YOUR TASK
Read the data and repeat it in full, exactly.

* START DATASET ENTRIES *

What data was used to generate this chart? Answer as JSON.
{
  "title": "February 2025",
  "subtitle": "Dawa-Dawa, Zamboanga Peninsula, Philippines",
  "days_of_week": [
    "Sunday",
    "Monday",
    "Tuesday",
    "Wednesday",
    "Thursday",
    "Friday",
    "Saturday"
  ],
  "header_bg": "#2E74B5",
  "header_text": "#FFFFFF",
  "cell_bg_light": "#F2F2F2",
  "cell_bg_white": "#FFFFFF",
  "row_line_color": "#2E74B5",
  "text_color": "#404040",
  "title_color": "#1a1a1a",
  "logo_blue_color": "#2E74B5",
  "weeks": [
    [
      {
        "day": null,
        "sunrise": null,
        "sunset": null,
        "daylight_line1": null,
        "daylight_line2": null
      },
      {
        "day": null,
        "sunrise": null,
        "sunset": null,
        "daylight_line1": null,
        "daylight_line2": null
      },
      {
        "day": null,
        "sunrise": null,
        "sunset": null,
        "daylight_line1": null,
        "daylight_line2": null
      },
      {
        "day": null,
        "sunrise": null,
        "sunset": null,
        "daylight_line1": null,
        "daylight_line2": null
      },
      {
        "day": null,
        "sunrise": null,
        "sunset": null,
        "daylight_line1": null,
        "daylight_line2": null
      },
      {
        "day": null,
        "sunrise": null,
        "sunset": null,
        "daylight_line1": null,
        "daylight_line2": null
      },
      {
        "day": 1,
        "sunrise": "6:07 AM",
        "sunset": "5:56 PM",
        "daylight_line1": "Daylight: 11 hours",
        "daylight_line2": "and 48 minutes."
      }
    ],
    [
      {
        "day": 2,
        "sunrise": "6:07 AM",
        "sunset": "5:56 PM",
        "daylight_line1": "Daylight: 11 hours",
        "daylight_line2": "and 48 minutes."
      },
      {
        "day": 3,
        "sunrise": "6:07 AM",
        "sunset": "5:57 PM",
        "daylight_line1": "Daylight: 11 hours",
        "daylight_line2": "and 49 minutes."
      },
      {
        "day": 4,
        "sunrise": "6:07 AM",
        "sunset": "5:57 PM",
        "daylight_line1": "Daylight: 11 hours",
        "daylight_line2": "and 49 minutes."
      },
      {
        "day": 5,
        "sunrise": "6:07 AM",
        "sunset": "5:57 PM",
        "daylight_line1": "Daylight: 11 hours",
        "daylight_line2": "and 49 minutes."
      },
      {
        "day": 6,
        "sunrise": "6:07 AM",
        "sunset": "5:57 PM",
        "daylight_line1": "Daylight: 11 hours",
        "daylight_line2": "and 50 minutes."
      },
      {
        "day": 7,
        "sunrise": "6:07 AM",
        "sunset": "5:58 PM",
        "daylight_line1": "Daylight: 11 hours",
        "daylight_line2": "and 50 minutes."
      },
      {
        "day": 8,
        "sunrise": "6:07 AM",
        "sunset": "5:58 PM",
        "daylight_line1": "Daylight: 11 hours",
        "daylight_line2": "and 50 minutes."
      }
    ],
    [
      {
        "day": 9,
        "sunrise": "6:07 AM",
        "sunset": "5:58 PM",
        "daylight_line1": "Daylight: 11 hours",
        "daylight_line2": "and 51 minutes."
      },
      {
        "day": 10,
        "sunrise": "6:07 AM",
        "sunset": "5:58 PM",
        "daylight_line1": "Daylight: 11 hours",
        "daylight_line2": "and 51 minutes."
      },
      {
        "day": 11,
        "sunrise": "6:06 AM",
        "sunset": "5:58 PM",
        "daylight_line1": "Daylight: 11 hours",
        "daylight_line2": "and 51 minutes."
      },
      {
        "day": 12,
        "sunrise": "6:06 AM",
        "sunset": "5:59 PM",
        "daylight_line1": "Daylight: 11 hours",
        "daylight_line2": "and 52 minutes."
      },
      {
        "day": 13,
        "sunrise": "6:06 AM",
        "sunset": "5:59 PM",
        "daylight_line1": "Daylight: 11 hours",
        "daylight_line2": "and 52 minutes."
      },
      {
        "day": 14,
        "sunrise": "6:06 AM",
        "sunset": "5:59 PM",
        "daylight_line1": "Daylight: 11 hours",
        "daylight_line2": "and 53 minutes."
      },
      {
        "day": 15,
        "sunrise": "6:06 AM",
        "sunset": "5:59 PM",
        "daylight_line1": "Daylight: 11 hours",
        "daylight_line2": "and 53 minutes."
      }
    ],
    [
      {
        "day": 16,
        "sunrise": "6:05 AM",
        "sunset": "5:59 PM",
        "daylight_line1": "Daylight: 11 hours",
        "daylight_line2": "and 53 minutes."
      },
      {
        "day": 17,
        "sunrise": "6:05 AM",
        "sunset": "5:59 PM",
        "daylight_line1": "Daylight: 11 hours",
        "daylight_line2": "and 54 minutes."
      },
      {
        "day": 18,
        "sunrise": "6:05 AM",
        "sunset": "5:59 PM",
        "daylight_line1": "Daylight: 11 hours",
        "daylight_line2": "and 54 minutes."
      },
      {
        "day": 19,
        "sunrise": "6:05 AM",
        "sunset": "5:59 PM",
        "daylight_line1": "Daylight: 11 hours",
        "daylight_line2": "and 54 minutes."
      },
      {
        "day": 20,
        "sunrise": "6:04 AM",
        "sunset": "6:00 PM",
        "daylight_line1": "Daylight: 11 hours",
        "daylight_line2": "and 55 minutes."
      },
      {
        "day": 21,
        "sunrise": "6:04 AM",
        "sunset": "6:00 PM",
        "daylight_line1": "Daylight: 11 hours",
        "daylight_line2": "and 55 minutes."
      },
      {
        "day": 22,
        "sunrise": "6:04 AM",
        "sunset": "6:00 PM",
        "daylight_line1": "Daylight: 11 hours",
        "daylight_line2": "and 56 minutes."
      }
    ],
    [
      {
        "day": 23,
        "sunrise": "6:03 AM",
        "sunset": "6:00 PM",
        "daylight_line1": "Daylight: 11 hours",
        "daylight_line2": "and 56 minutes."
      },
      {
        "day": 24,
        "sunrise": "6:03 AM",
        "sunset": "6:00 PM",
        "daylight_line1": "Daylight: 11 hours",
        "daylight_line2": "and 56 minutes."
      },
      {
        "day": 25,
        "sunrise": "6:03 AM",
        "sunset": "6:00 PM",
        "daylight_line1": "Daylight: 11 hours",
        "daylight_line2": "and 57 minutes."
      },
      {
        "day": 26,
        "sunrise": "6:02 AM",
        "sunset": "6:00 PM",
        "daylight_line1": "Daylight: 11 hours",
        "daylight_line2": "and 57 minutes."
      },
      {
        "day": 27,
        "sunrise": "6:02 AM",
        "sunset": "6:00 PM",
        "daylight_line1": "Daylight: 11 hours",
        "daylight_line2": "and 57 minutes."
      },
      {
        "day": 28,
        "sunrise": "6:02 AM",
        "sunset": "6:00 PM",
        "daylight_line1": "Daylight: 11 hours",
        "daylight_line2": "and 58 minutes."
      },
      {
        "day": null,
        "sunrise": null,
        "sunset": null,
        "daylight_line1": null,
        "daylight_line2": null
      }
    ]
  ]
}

* END DATASET ENTRIES *

EXERCISE OUTPUT
What data was used to generate this chart? Answer as JSON.
{
  "title": "February 2025",
  "subtitle": "Dawa-Dawa, Zamboanga Peninsula, Philippines",
  "days_of_week": [
    "Sunday",
    "Monday",
    "Tuesday",
    "Wednesday",
    "Thursday",
    "Friday",
    "Saturday"
  ],
  "header_bg": "#2E74B5",
  "header_text": "#FFFFFF",
  "cell_bg_light": "#F2F2F2",
  "cell_bg_white": "#FFFFFF",
  "row_line_color": "#2E74B5",
  "text_color": "#404040",
  "title_color": "#1a1a1a",
  "logo_blue_color": "#2E74B5",
  "weeks": [
    [
      {
        "day": null,
        "sunrise": null,
        "sunset": null,
        "daylight_line1": null,
        "daylight_line2": null
      },
      {
        "day": null,
        "sunrise": null,
        "sunset": null,
        "daylight_line1": null,
        "daylight_line2": null
      },
      {
        "day": null,
        "sunrise": null,
        "sunset": null,
        "daylight_line1": null,
        "daylight_line2": null
      },
      {
        "day": null,
        "sunrise": null,
        "sunset": null,
        "daylight_line1": null,
        "daylight_line2": null
      },
      {
        "day": null,
        "sunrise": null,
        "sunset": null,
        "daylight_line1": null,
        "daylight_line2": null
      },
      {
        "day": null,
        "sunrise": null,
        "sunset": null,
        "daylight_line1": null,
        "daylight_line2": null
      },
      {
        "day": 1,
        "sunrise": "6:07 AM",
        "sunset": "5:56 PM",
        "daylight_line1": "Daylight: 11 hours",
        "daylight_line2": "and 48 minutes."
      }
    ],
    [
      {
        "day": 2,
        "sunrise": "6:07 AM",
        "sunset": "5:56 PM",
        "daylight_line1": "Daylight: 11 hours",
        "daylight_line2": "and 48 minutes."
      },
      {
        "day": 3,
        "sunrise": "6:07 AM",
        "sunset": "5:57 PM",
        "daylight_line1": "Daylight: 11 hours",
        "daylight_line2": "and 49 minutes."
      },
      {
        "day": 4,
        "sunrise": "6:07 AM",
        "sunset": "5:57 PM",
        "daylight_line1": "Daylight: 11 hours",
        "daylight_line2": "and 49 minutes."
      },
      {
        "day": 5,
        "sunrise": "6:07 AM",
        "sunset": "5:57 PM",
        "daylight_line1": "Daylight: 11 hours",
        "daylight_line2": "and 49 minutes."
      },
      {
        "day": 6,
        "sunrise": "6:07 AM",
        "sunset": "5:57 PM",
        "daylight_line1": "Daylight: 11 hours",
        "daylight_line2": "and 50 minutes."
      },
      {
        "day": 7,
        "sunrise": "6:07 AM",
        "sunset": "5:58 PM",
        "daylight_line1": "Daylight: 11 hours",
        "daylight_line2": "and 50 minutes."
      },
      {
        "day": 8,
        "sunrise": "6:07 AM",
        "sunset": "5:58 PM",
        "daylight_line1": "Daylight: 11 hours",
        "daylight_line2": "and 50 minutes."
      }
    ],
    [
      {
        "day": 9,
        "sunrise": "6:07 AM",
        "sunset": "5:58 PM",
        "daylight_line1": "Daylight: 11 hours",
        "daylight_line2": "and 51 minutes."
      },
      {
        "day": 10,
        "sunrise": "6:07 AM",
        "sunset": "5:58 PM",
        "daylight_line1": "Daylight: 11 hours",
        "daylight_line2": "and 51 minutes."
      },
      {
        "day": 11,
        "sunrise": "6:06 AM",
        "sunset": "5:58 PM",
        "daylight_line1": "Daylight: 11 hours",
        "daylight_line2": "and 51 minutes."
      },
      {
        "day": 12,
        "sunrise": "6:06 AM",
        "sunset": "5:59 PM",
        "daylight_line1": "Daylight: 11 hours",
        "daylight_line2": "and 52 minutes."
      },
      {
        "day": 13,
        "sunrise": "6:06 AM",
        "sunset": "5:59 PM",
        "daylight_line1": "Daylight: 11 hours",
        "daylight_line2": "and 52 minutes."
      },
      {
        "day": 14,
        "sunrise": "6:06 AM",
        "sunset": "5:59 PM",
        "daylight_line1": "Daylight: 11 hours",
        "daylight_line2": "and 53 minutes."
      },
      {
        "day": 15,
        "sunrise": "6:06 AM",
        "sunset": "5:59 PM",
        "daylight_line1": "Daylight: 11 hours",
        "daylight_line2": "and 53 minutes."
      }
    ],
    [
      {
        "day": 16,
        "sunrise": "6:05 AM",
        "sunset": "5:59 PM",
        "daylight_line1": "Daylight: 11 hours",
        "daylight_line2": "and 53 minutes."
      },
      {
        "day": 17,
        "sunrise": "6:05 AM",
        "sunset": "5:59 PM",
        "daylight_line1": "Daylight: 11 hours",
        "daylight_line2": "and 54 minutes."
      },
      {
        "day": 18,
        "sunrise": "6:05 AM",
        "sunset": "5:59 PM",
        "daylight_line1": "Daylight: 11 hours",
        "daylight_line2": "and 54 minutes."
      },
      {
        "day": 19,
        "sunrise": "6:05 AM",
        "sunset": "5:59 PM",
        "daylight_line1": "Daylight: 11 hours",
        "daylight_line2": "and 54 minutes."
      },
      {
        "day": 20,
        "sunrise": "6:04 AM",
        "sunset": "6:00 PM",
        "daylight_line1": "Daylight: 11 hours",
        "daylight_line2": "and 55 minutes."
      },
      {
        "day": 21,
        "sunrise": "6:04 AM",
        "sunset": "6:00 PM",
        "daylight_line1": "Daylight: 11 hours",
        "daylight_line2": "and 55 minutes."
      },
      {
        "day": 22,
        "sunrise": "6:04 AM",
        "sunset": "6:00 PM",
        "daylight_line1": "Daylight: 11 hours",
        "daylight_line2": "and 56 minutes."
      }
    ],
    [
      {
        "day": 23,
        "sunrise": "6:03 AM",
        "sunset": "6:00 PM",
        "daylight_line1": "Daylight: 11 hours",
        "daylight_line2": "and 56 minutes."
      },
      {
        "day": 24,
        "sunrise": "6:03 AM",
        "sunset": "6:00 PM",
        "daylight_line1": "Daylight: 11 hours",
        "daylight_line2": "and 56 minutes."
      },
      {
        "day": 25,
        "sunrise": "6:03 AM",
        "sunset": "6:00 PM",
        "daylight_line1": "Daylight: 11 hours",
        "daylight_line2": "and 57 minutes."
      },
      {
        "day": 26,
        "sunrise": "6:02 AM",
        "sunset": "6:00 PM",
        "daylight_line1": "Daylight: 11 hours",
        "daylight_line2": "and 57 minutes."
      },
      {
        "day": 27,
        "sunrise": "6:02 AM",
        "sunset": "6:00 PM",
        "daylight_line1": "Daylight: 11 hours",
        "daylight_line2": "and 57 minutes."
      },
      {
        "day": 28,
        "sunrise": "6:02 AM",
        "sunset": "6:00 PM",
        "daylight_line1": "Daylight: 11 hours",
        "daylight_line2": "and 58 minutes."
      },
      {
        "day": null,
        "sunrise": null,
        "sunset": null,
        "daylight_line1": null,
        "daylight_line2": null
      }
    ]
  ]
}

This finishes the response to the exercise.